Give the lines below as a numbered list, leaving out blank lines and any pictures.

* * *

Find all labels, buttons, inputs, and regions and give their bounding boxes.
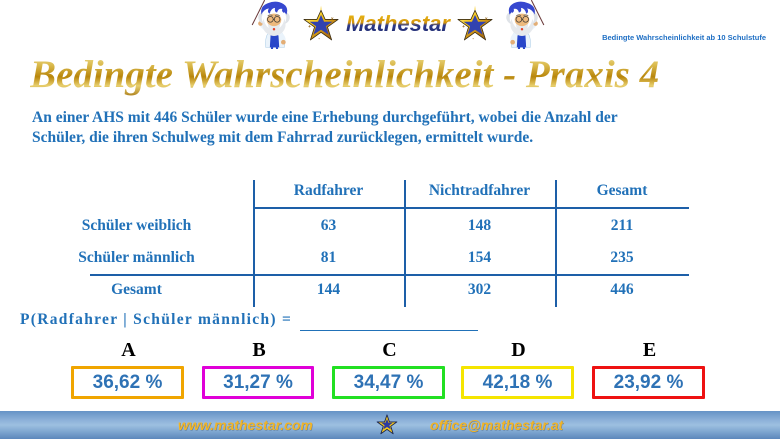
svg-text:+: + bbox=[308, 25, 311, 30]
svg-text:-: - bbox=[472, 37, 474, 42]
svg-text:+: + bbox=[462, 25, 465, 30]
svg-text:-: - bbox=[318, 37, 320, 42]
svg-text:x: x bbox=[485, 17, 488, 22]
svg-text:x: x bbox=[331, 17, 334, 22]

* * *

__Full response__:
1. Find all labels, buttons, inputs, and regions and give their bounding boxes.
2. svg-text:+: + bbox=[308, 25, 311, 30]
3. svg-text:-: - bbox=[472, 37, 474, 42]
4. svg-text:+: + bbox=[462, 25, 465, 30]
5. svg-text:-: - bbox=[318, 37, 320, 42]
6. svg-text:x: x bbox=[485, 17, 488, 22]
7. svg-text:x: x bbox=[331, 17, 334, 22]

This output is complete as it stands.